Problem details: Find each line with the word "title" and copy it.

Figure collection entries:
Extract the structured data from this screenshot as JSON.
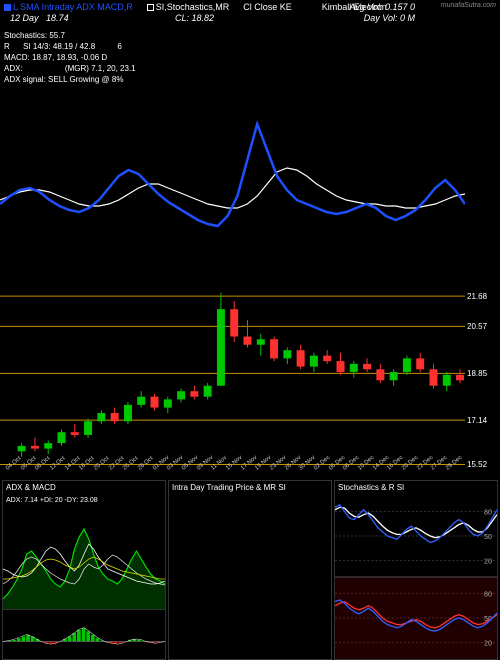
{
  "header": {
    "legend_items": [
      "L SMA Intraday ADX MACD,R",
      "SI,Stochastics,MR",
      "Cl Close KE",
      "Kimball Electron"
    ],
    "avg_vol_label": "Avg Vol:",
    "avg_vol_value": "0.157  0",
    "bottom_left": "12 Day",
    "bottom_left_val": "18.74",
    "cl_label": "CL:",
    "cl_value": "18.82",
    "day_vol_label": "Day Vol:",
    "day_vol_value": "0   M",
    "source": "munafaSutra.com"
  },
  "stats": {
    "l1": "Stochastics: 55.7",
    "l2a": "R",
    "l2b": "SI 14/3: 48.19 / 42.8",
    "l2c": "6",
    "l3": "MACD: 18.87,  18.93,  -0.06   D",
    "l4a": "ADX:",
    "l4b": "(MGR) 7.1,  20,  23.1",
    "l5": "ADX  signal: SELL  Growing @ 8%"
  },
  "main_chart": {
    "blue_points": [
      78,
      82,
      85,
      86,
      84,
      80,
      77,
      75,
      74,
      76,
      80,
      86,
      92,
      95,
      93,
      88,
      83,
      79,
      76,
      73,
      70,
      68,
      67,
      72,
      82,
      100,
      118,
      105,
      92,
      85,
      80,
      78,
      76,
      74,
      73,
      74,
      76,
      78,
      76,
      72,
      70,
      72,
      75,
      80,
      86,
      90,
      85,
      78
    ],
    "white_points": [
      80,
      82,
      84,
      85,
      85,
      84,
      82,
      80,
      78,
      77,
      77,
      78,
      80,
      83,
      86,
      88,
      88,
      86,
      84,
      82,
      80,
      78,
      77,
      76,
      76,
      78,
      82,
      88,
      94,
      96,
      95,
      92,
      88,
      85,
      82,
      80,
      79,
      78,
      78,
      77,
      77,
      76,
      76,
      77,
      78,
      80,
      82,
      83
    ],
    "color_blue": "#1e50ff",
    "color_white": "#ffffff"
  },
  "candle_chart": {
    "ylim": [
      15.5,
      23.0
    ],
    "hlines": [
      21.68,
      20.57,
      18.85,
      17.14,
      15.52
    ],
    "hline_labels": [
      "21.68",
      "20.57",
      "18.85",
      "17.14",
      "15.52"
    ],
    "candles": [
      {
        "o": 16.0,
        "h": 16.3,
        "l": 15.8,
        "c": 16.2,
        "up": true
      },
      {
        "o": 16.2,
        "h": 16.5,
        "l": 16.0,
        "c": 16.1,
        "up": false
      },
      {
        "o": 16.1,
        "h": 16.4,
        "l": 15.9,
        "c": 16.3,
        "up": true
      },
      {
        "o": 16.3,
        "h": 16.8,
        "l": 16.2,
        "c": 16.7,
        "up": true
      },
      {
        "o": 16.7,
        "h": 17.0,
        "l": 16.5,
        "c": 16.6,
        "up": false
      },
      {
        "o": 16.6,
        "h": 17.2,
        "l": 16.5,
        "c": 17.1,
        "up": true
      },
      {
        "o": 17.1,
        "h": 17.5,
        "l": 17.0,
        "c": 17.4,
        "up": true
      },
      {
        "o": 17.4,
        "h": 17.6,
        "l": 17.0,
        "c": 17.1,
        "up": false
      },
      {
        "o": 17.1,
        "h": 17.8,
        "l": 17.0,
        "c": 17.7,
        "up": true
      },
      {
        "o": 17.7,
        "h": 18.2,
        "l": 17.6,
        "c": 18.0,
        "up": true
      },
      {
        "o": 18.0,
        "h": 18.1,
        "l": 17.5,
        "c": 17.6,
        "up": false
      },
      {
        "o": 17.6,
        "h": 18.0,
        "l": 17.4,
        "c": 17.9,
        "up": true
      },
      {
        "o": 17.9,
        "h": 18.3,
        "l": 17.8,
        "c": 18.2,
        "up": true
      },
      {
        "o": 18.2,
        "h": 18.4,
        "l": 17.9,
        "c": 18.0,
        "up": false
      },
      {
        "o": 18.0,
        "h": 18.5,
        "l": 17.9,
        "c": 18.4,
        "up": true
      },
      {
        "o": 18.4,
        "h": 21.8,
        "l": 18.4,
        "c": 21.2,
        "up": true
      },
      {
        "o": 21.2,
        "h": 21.5,
        "l": 20.0,
        "c": 20.2,
        "up": false
      },
      {
        "o": 20.2,
        "h": 20.8,
        "l": 19.8,
        "c": 19.9,
        "up": false
      },
      {
        "o": 19.9,
        "h": 20.3,
        "l": 19.5,
        "c": 20.1,
        "up": true
      },
      {
        "o": 20.1,
        "h": 20.2,
        "l": 19.3,
        "c": 19.4,
        "up": false
      },
      {
        "o": 19.4,
        "h": 19.8,
        "l": 19.2,
        "c": 19.7,
        "up": true
      },
      {
        "o": 19.7,
        "h": 19.9,
        "l": 19.0,
        "c": 19.1,
        "up": false
      },
      {
        "o": 19.1,
        "h": 19.6,
        "l": 18.9,
        "c": 19.5,
        "up": true
      },
      {
        "o": 19.5,
        "h": 19.7,
        "l": 19.2,
        "c": 19.3,
        "up": false
      },
      {
        "o": 19.3,
        "h": 19.6,
        "l": 18.8,
        "c": 18.9,
        "up": false
      },
      {
        "o": 18.9,
        "h": 19.3,
        "l": 18.7,
        "c": 19.2,
        "up": true
      },
      {
        "o": 19.2,
        "h": 19.4,
        "l": 18.9,
        "c": 19.0,
        "up": false
      },
      {
        "o": 19.0,
        "h": 19.2,
        "l": 18.5,
        "c": 18.6,
        "up": false
      },
      {
        "o": 18.6,
        "h": 19.0,
        "l": 18.4,
        "c": 18.9,
        "up": true
      },
      {
        "o": 18.9,
        "h": 19.5,
        "l": 18.8,
        "c": 19.4,
        "up": true
      },
      {
        "o": 19.4,
        "h": 19.6,
        "l": 18.9,
        "c": 19.0,
        "up": false
      },
      {
        "o": 19.0,
        "h": 19.2,
        "l": 18.3,
        "c": 18.4,
        "up": false
      },
      {
        "o": 18.4,
        "h": 18.9,
        "l": 18.2,
        "c": 18.8,
        "up": true
      },
      {
        "o": 18.8,
        "h": 19.0,
        "l": 18.5,
        "c": 18.6,
        "up": false
      },
      {
        "o": 18.6,
        "h": 19.0,
        "l": 18.4,
        "c": 18.82,
        "up": true
      }
    ],
    "up_color": "#00c800",
    "down_color": "#ff3030"
  },
  "dates": [
    "04 Oct",
    "06 Oct",
    "08 Oct",
    "12 Oct",
    "14 Oct",
    "18 Oct",
    "20 Oct",
    "22 Oct",
    "26 Oct",
    "28 Oct",
    "01 Nov",
    "03 Nov",
    "05 Nov",
    "09 Nov",
    "11 Nov",
    "15 Nov",
    "17 Nov",
    "19 Nov",
    "23 Nov",
    "26 Nov",
    "30 Nov",
    "02 Dec",
    "06 Dec",
    "08 Dec",
    "10 Dec",
    "14 Dec",
    "16 Dec",
    "20 Dec",
    "22 Dec",
    "27 Dec",
    "29 Dec"
  ],
  "bottom": {
    "adx": {
      "title": "ADX  & MACD",
      "readout": "ADX: 7.14   +DI: 20   -DY: 23.08",
      "green": [
        10,
        15,
        22,
        30,
        40,
        55,
        58,
        52,
        45,
        38,
        30,
        25,
        22,
        28,
        40,
        60,
        72,
        80,
        70,
        55,
        42,
        35,
        30,
        28,
        25,
        30,
        40,
        50,
        58,
        50,
        42,
        35,
        30,
        28,
        25
      ],
      "white1": [
        40,
        38,
        35,
        33,
        32,
        33,
        36,
        42,
        50,
        58,
        62,
        60,
        55,
        48,
        42,
        38,
        44,
        55,
        65,
        60,
        52,
        46,
        40,
        38,
        36,
        34,
        32,
        30,
        28,
        27,
        26,
        25,
        25,
        26,
        28
      ],
      "white2": [
        25,
        28,
        32,
        38,
        45,
        50,
        52,
        50,
        45,
        40,
        36,
        33,
        30,
        28,
        26,
        25,
        30,
        40,
        45,
        42,
        40,
        44,
        50,
        54,
        52,
        48,
        44,
        40,
        36,
        33,
        30,
        28,
        26,
        25,
        24
      ],
      "yellow": [
        30,
        30,
        31,
        32,
        33,
        35,
        38,
        42,
        46,
        49,
        50,
        49,
        47,
        44,
        42,
        40,
        42,
        46,
        50,
        52,
        50,
        47,
        44,
        42,
        40,
        38,
        37,
        36,
        35,
        34,
        33,
        32,
        31,
        30,
        30
      ],
      "macd_hist": [
        0,
        1,
        2,
        4,
        6,
        8,
        6,
        3,
        0,
        -2,
        -3,
        -2,
        0,
        3,
        6,
        10,
        14,
        16,
        12,
        8,
        4,
        1,
        -1,
        -2,
        -3,
        -2,
        0,
        2,
        3,
        2,
        0,
        -1,
        -2,
        -1,
        0
      ]
    },
    "mid": {
      "title": "Intra  Day Trading Price  & MR          SI"
    },
    "stoch": {
      "title": "Stochastics & R                    SI",
      "scale": [
        "80",
        "50",
        "20"
      ],
      "scale2": [
        "80",
        "50",
        "20"
      ],
      "blue1": [
        85,
        88,
        80,
        72,
        70,
        76,
        82,
        76,
        68,
        60,
        55,
        50,
        48,
        46,
        52,
        58,
        62,
        56,
        50,
        46,
        42,
        44,
        48,
        54,
        60,
        66,
        70,
        66,
        58,
        52,
        50,
        54,
        62,
        72,
        82
      ],
      "white1": [
        82,
        85,
        84,
        78,
        74,
        73,
        76,
        78,
        74,
        68,
        62,
        57,
        54,
        52,
        52,
        55,
        58,
        60,
        57,
        53,
        50,
        48,
        49,
        52,
        56,
        60,
        64,
        66,
        63,
        58,
        55,
        55,
        60,
        68,
        76
      ],
      "blue2": [
        70,
        72,
        68,
        62,
        58,
        55,
        58,
        62,
        58,
        52,
        46,
        42,
        40,
        38,
        40,
        44,
        48,
        46,
        42,
        38,
        35,
        34,
        36,
        40,
        44,
        48,
        50,
        48,
        44,
        40,
        38,
        40,
        44,
        50,
        56
      ],
      "red2": [
        65,
        68,
        70,
        66,
        62,
        60,
        62,
        65,
        62,
        56,
        50,
        46,
        44,
        42,
        42,
        44,
        46,
        48,
        46,
        42,
        39,
        38,
        40,
        44,
        48,
        52,
        54,
        52,
        48,
        44,
        42,
        43,
        46,
        50,
        54
      ],
      "bg2": "#200000"
    }
  }
}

Final result:
      "title": "ADX  & MACD",
      "title": "Intra  Day Trading Price  & MR          SI"
      "title": "Stochastics & R                    SI",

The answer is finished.